• _TASK INSTRUCTIONS_: Without the pictures, output the records below word for word.

-------- DATASET CONTENT

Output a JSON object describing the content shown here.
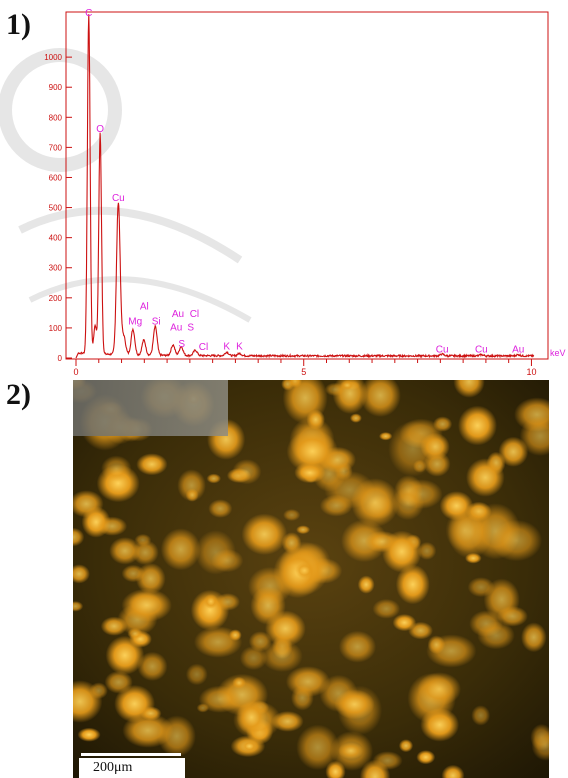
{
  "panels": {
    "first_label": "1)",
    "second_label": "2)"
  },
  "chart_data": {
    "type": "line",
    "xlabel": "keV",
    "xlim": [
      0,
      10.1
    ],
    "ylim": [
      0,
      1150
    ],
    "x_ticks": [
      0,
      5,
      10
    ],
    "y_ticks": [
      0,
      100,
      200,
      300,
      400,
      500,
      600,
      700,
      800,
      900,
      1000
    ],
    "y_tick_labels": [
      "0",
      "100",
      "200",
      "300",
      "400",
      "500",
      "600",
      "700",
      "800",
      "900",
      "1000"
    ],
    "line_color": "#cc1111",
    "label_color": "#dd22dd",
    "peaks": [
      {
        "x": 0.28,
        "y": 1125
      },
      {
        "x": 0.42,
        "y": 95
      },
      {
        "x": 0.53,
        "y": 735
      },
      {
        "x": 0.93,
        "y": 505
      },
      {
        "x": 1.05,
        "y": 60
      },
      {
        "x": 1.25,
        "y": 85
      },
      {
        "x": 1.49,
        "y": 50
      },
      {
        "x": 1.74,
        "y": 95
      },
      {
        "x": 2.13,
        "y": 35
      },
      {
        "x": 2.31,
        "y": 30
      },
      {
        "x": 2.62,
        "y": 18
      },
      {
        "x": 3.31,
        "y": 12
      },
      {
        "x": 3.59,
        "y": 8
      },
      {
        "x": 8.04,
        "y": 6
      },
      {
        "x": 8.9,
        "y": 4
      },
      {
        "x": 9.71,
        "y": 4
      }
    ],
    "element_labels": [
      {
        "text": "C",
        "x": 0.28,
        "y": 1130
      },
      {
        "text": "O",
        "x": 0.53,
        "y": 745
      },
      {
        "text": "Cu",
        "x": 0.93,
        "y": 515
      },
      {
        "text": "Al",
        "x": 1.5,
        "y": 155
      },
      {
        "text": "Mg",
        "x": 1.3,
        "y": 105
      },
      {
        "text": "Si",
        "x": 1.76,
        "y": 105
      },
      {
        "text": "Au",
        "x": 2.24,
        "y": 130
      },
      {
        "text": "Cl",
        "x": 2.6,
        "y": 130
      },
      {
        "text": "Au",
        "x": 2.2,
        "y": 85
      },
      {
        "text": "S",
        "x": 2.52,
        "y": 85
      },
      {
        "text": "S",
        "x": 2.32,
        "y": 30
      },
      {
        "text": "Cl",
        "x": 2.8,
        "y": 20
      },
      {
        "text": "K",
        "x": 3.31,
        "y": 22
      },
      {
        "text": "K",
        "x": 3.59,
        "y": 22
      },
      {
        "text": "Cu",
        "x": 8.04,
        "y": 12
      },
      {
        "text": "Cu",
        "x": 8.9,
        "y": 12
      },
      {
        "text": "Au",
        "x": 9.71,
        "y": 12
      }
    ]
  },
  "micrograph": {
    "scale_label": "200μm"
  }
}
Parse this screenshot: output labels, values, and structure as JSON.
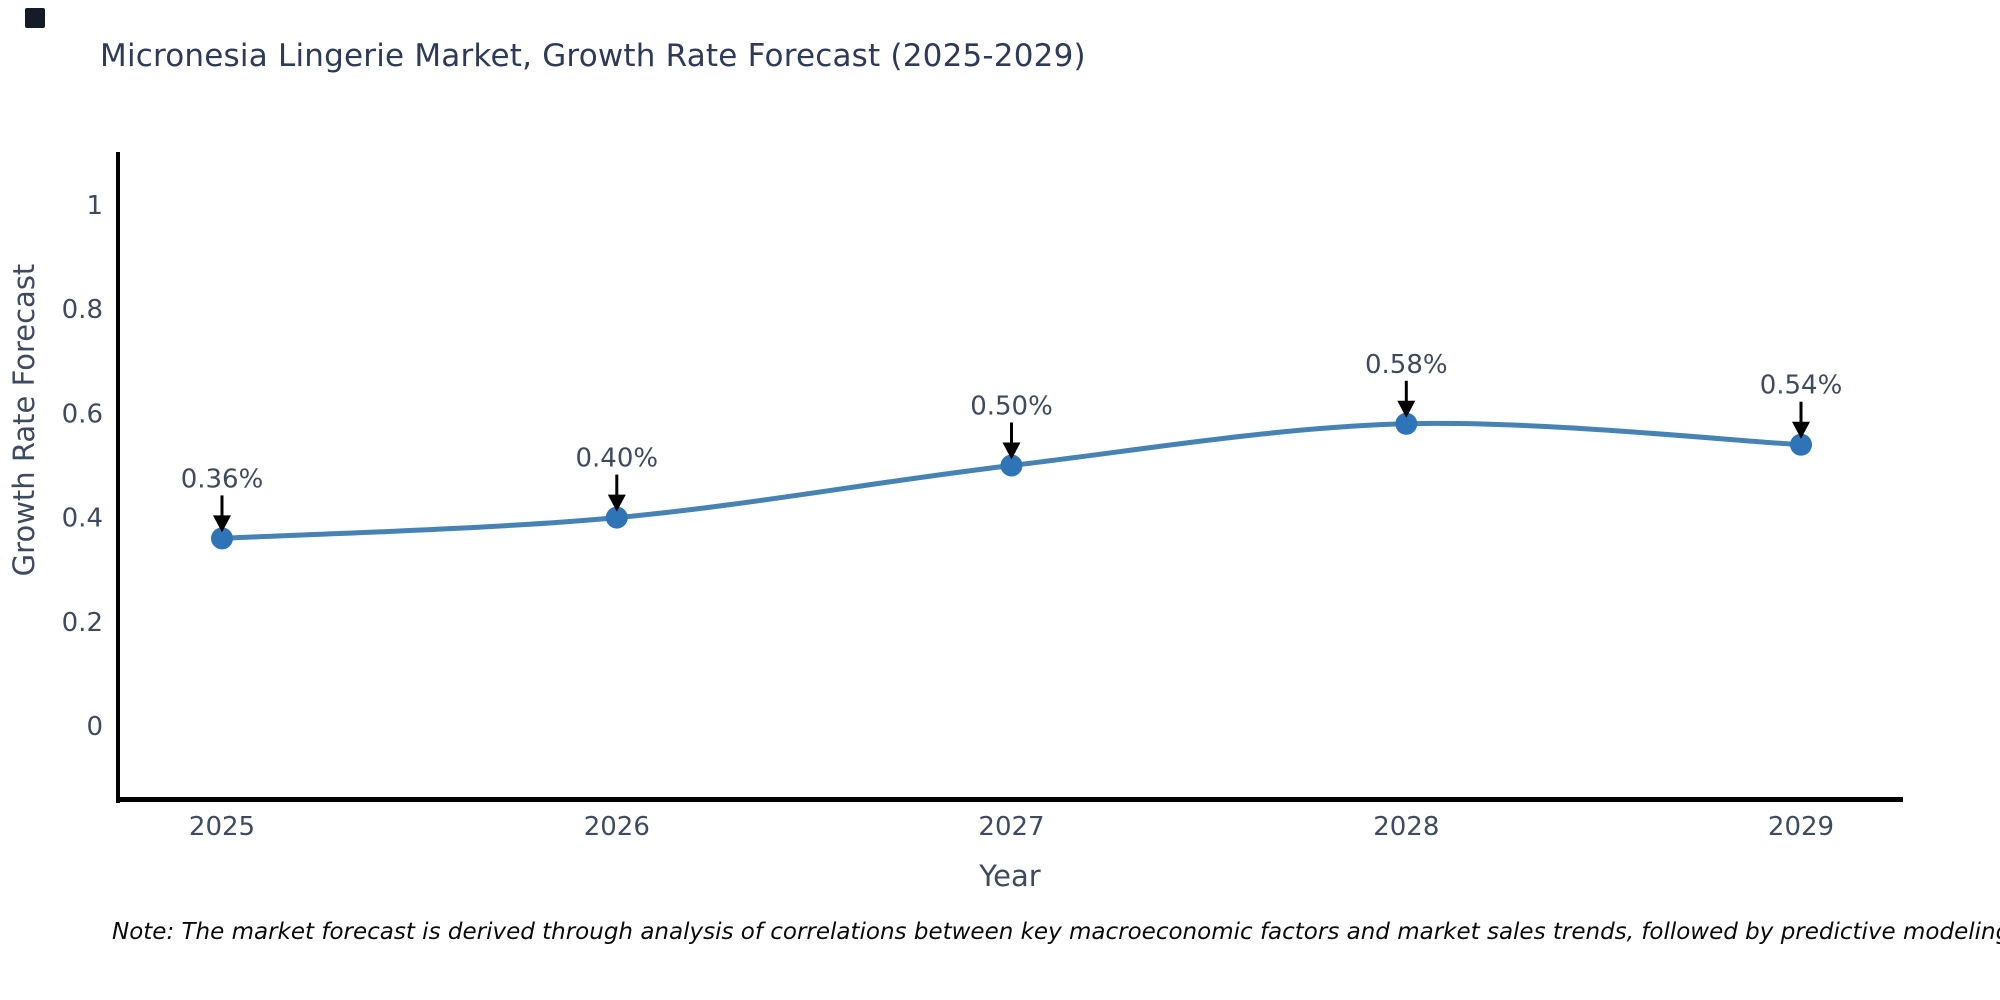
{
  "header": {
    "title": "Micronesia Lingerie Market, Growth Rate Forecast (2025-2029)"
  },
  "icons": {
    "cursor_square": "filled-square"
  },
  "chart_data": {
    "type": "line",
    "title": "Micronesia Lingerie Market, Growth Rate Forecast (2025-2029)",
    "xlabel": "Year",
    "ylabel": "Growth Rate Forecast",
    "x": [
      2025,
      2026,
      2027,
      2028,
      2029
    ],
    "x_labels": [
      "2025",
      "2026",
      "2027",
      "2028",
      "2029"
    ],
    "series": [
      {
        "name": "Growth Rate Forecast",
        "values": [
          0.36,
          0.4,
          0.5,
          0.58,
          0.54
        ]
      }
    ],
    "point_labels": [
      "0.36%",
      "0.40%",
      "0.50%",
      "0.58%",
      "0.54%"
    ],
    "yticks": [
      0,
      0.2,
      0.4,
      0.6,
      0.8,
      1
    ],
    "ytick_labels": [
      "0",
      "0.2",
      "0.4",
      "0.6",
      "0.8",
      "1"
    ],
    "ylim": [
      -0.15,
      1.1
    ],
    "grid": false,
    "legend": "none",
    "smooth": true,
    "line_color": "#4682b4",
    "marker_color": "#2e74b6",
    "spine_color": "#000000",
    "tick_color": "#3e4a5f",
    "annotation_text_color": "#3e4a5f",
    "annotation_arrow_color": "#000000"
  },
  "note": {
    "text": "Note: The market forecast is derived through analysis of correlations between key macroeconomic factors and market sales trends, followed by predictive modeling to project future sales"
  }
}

----------------

• _EXPECTED ANSWER_:
Output a JSON object describing the content shown here.
{
  "panels": {
    "first_label": "1)",
    "second_label": "2)"
  },
  "chart_data": {
    "type": "line",
    "xlabel": "keV",
    "xlim": [
      0,
      10.1
    ],
    "ylim": [
      0,
      1150
    ],
    "x_ticks": [
      0,
      5,
      10
    ],
    "y_ticks": [
      0,
      100,
      200,
      300,
      400,
      500,
      600,
      700,
      800,
      900,
      1000
    ],
    "y_tick_labels": [
      "0",
      "100",
      "200",
      "300",
      "400",
      "500",
      "600",
      "700",
      "800",
      "900",
      "1000"
    ],
    "line_color": "#cc1111",
    "label_color": "#dd22dd",
    "peaks": [
      {
        "x": 0.28,
        "y": 1125
      },
      {
        "x": 0.42,
        "y": 95
      },
      {
        "x": 0.53,
        "y": 735
      },
      {
        "x": 0.93,
        "y": 505
      },
      {
        "x": 1.05,
        "y": 60
      },
      {
        "x": 1.25,
        "y": 85
      },
      {
        "x": 1.49,
        "y": 50
      },
      {
        "x": 1.74,
        "y": 95
      },
      {
        "x": 2.13,
        "y": 35
      },
      {
        "x": 2.31,
        "y": 30
      },
      {
        "x": 2.62,
        "y": 18
      },
      {
        "x": 3.31,
        "y": 12
      },
      {
        "x": 3.59,
        "y": 8
      },
      {
        "x": 8.04,
        "y": 6
      },
      {
        "x": 8.9,
        "y": 4
      },
      {
        "x": 9.71,
        "y": 4
      }
    ],
    "element_labels": [
      {
        "text": "C",
        "x": 0.28,
        "y": 1130
      },
      {
        "text": "O",
        "x": 0.53,
        "y": 745
      },
      {
        "text": "Cu",
        "x": 0.93,
        "y": 515
      },
      {
        "text": "Al",
        "x": 1.5,
        "y": 155
      },
      {
        "text": "Mg",
        "x": 1.3,
        "y": 105
      },
      {
        "text": "Si",
        "x": 1.76,
        "y": 105
      },
      {
        "text": "Au",
        "x": 2.24,
        "y": 130
      },
      {
        "text": "Cl",
        "x": 2.6,
        "y": 130
      },
      {
        "text": "Au",
        "x": 2.2,
        "y": 85
      },
      {
        "text": "S",
        "x": 2.52,
        "y": 85
      },
      {
        "text": "S",
        "x": 2.32,
        "y": 30
      },
      {
        "text": "Cl",
        "x": 2.8,
        "y": 20
      },
      {
        "text": "K",
        "x": 3.31,
        "y": 22
      },
      {
        "text": "K",
        "x": 3.59,
        "y": 22
      },
      {
        "text": "Cu",
        "x": 8.04,
        "y": 12
      },
      {
        "text": "Cu",
        "x": 8.9,
        "y": 12
      },
      {
        "text": "Au",
        "x": 9.71,
        "y": 12
      }
    ]
  },
  "micrograph": {
    "scale_label": "200μm"
  }
}
Parse this screenshot: output labels, values, and structure as JSON.
{
  "header": {
    "title": "Micronesia Lingerie Market, Growth Rate Forecast (2025-2029)"
  },
  "icons": {
    "cursor_square": "filled-square"
  },
  "chart_data": {
    "type": "line",
    "title": "Micronesia Lingerie Market, Growth Rate Forecast (2025-2029)",
    "xlabel": "Year",
    "ylabel": "Growth Rate Forecast",
    "x": [
      2025,
      2026,
      2027,
      2028,
      2029
    ],
    "x_labels": [
      "2025",
      "2026",
      "2027",
      "2028",
      "2029"
    ],
    "series": [
      {
        "name": "Growth Rate Forecast",
        "values": [
          0.36,
          0.4,
          0.5,
          0.58,
          0.54
        ]
      }
    ],
    "point_labels": [
      "0.36%",
      "0.40%",
      "0.50%",
      "0.58%",
      "0.54%"
    ],
    "yticks": [
      0,
      0.2,
      0.4,
      0.6,
      0.8,
      1
    ],
    "ytick_labels": [
      "0",
      "0.2",
      "0.4",
      "0.6",
      "0.8",
      "1"
    ],
    "ylim": [
      -0.15,
      1.1
    ],
    "grid": false,
    "legend": "none",
    "smooth": true,
    "line_color": "#4682b4",
    "marker_color": "#2e74b6",
    "spine_color": "#000000",
    "tick_color": "#3e4a5f",
    "annotation_text_color": "#3e4a5f",
    "annotation_arrow_color": "#000000"
  },
  "note": {
    "text": "Note: The market forecast is derived through analysis of correlations between key macroeconomic factors and market sales trends, followed by predictive modeling to project future sales"
  }
}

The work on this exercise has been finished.